-- START OF Data extract --

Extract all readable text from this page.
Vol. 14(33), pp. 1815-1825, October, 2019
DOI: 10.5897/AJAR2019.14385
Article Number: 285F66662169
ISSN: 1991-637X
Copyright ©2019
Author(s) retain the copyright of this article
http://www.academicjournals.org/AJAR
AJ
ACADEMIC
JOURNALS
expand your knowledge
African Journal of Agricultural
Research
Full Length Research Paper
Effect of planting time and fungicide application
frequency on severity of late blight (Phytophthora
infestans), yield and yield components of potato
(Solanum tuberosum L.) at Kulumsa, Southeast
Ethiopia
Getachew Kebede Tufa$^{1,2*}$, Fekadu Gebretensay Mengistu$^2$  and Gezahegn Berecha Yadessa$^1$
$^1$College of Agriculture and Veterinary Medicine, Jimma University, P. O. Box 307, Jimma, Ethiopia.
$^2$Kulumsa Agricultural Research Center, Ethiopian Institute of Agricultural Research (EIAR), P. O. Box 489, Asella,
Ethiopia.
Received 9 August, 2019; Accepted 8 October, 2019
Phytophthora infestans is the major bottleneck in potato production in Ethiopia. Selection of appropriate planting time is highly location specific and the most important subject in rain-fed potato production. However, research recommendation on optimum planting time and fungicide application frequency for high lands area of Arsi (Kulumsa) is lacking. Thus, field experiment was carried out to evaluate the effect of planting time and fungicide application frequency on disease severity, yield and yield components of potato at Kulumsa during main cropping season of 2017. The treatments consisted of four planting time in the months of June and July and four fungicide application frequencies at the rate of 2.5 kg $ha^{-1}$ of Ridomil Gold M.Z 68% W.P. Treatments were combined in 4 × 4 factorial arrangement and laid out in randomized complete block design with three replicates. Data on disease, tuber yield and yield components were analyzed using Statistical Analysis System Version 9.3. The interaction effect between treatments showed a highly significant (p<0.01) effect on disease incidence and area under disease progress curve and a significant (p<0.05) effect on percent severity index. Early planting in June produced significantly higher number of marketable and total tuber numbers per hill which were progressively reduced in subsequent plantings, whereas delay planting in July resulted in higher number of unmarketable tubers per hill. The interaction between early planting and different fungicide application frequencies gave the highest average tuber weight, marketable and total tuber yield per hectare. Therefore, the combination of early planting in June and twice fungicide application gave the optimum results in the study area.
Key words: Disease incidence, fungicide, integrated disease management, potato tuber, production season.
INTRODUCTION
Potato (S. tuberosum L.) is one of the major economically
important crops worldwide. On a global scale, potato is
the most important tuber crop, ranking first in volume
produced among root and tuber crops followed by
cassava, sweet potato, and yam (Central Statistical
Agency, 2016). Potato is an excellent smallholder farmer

-- END OF Data extract --
-- START OF Data extract --

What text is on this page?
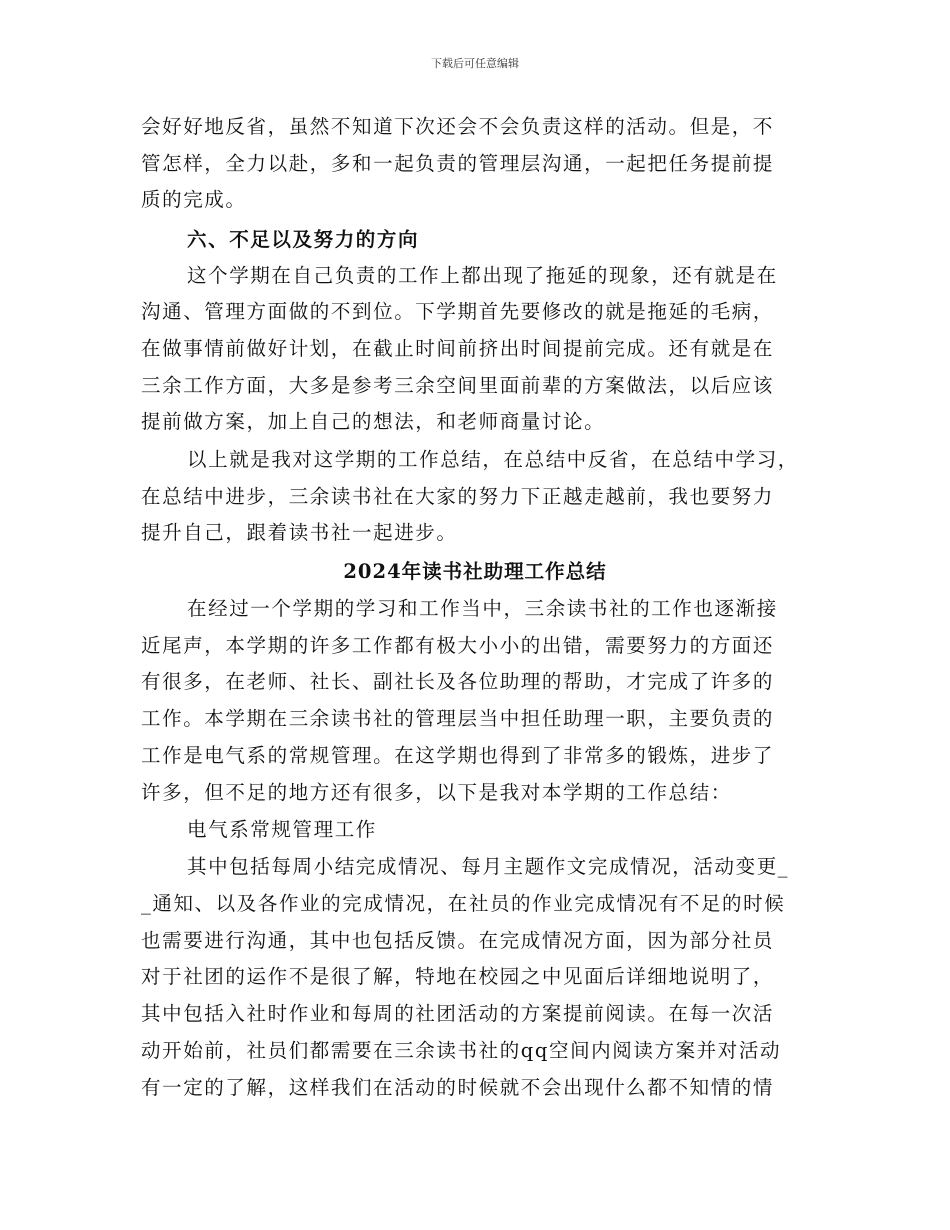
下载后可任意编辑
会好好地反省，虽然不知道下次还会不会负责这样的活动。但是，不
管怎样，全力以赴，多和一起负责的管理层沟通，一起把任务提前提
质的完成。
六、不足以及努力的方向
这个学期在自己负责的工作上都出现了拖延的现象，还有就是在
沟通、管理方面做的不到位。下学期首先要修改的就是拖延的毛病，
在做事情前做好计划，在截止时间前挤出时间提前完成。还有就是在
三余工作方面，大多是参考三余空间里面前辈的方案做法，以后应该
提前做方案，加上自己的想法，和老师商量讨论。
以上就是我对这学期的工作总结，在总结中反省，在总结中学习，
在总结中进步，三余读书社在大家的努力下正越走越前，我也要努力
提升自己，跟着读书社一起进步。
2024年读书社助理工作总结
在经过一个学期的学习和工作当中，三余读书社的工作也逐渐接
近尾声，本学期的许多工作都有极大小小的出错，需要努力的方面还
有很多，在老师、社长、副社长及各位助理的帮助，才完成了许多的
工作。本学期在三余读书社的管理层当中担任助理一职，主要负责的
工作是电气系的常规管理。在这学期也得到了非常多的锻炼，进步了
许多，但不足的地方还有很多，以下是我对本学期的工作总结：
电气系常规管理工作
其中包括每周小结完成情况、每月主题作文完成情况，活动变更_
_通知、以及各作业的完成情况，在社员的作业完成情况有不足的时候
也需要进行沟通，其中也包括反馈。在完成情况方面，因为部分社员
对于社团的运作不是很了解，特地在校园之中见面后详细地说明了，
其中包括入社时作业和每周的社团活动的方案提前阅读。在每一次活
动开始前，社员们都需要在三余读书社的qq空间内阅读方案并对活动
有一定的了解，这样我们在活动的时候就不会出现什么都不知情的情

-- END OF Data extract --
-- START OF Data extract --

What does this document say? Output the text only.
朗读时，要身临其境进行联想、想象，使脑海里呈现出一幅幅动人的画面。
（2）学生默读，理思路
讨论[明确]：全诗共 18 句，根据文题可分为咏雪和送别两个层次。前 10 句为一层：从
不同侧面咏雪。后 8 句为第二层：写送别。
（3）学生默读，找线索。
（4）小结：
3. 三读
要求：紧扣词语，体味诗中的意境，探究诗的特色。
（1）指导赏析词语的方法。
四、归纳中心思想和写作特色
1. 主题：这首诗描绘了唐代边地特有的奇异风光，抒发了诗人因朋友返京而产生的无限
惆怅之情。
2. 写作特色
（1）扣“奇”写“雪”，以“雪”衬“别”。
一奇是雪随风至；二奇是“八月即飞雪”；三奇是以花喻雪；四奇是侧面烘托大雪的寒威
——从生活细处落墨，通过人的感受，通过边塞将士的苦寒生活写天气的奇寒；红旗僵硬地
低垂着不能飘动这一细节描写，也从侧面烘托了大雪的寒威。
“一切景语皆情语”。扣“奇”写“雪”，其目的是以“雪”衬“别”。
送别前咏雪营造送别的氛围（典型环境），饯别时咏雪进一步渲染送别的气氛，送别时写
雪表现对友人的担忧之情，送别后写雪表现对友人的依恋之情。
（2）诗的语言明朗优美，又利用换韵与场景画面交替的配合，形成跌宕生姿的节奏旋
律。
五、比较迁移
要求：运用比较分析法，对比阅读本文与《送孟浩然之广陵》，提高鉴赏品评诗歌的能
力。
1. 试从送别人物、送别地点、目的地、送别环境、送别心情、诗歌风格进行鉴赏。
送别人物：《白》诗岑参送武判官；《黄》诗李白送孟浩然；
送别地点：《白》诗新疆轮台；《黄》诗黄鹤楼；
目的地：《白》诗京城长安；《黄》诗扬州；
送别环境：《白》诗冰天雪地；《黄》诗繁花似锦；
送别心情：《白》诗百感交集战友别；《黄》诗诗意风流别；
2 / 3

-- END OF Data extract --

* What is needed *
Write only the number of lines that include "page".

* Output below *
2